◆ Directions ◆
Copy all the material below, exactly as it stands.

◆ Input rows ◆
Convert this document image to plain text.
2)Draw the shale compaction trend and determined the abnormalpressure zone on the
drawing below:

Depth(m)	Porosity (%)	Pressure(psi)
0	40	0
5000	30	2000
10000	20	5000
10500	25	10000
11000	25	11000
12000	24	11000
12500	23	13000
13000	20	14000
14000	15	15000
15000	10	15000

◆ Completed exercise ◆
Convert this document image to plain text.
2)Draw the shale compaction trend and determined the abnormalpressure zone on the
drawing below:

Depth(m)	Porosity (%)	Pressure(psi)
0	40	0
5000	30	2000
10000	20	5000
10500	25	10000
11000	25	11000
12000	24	11000
12500	23	13000
13000	20	14000
14000	15	15000
15000	10	15000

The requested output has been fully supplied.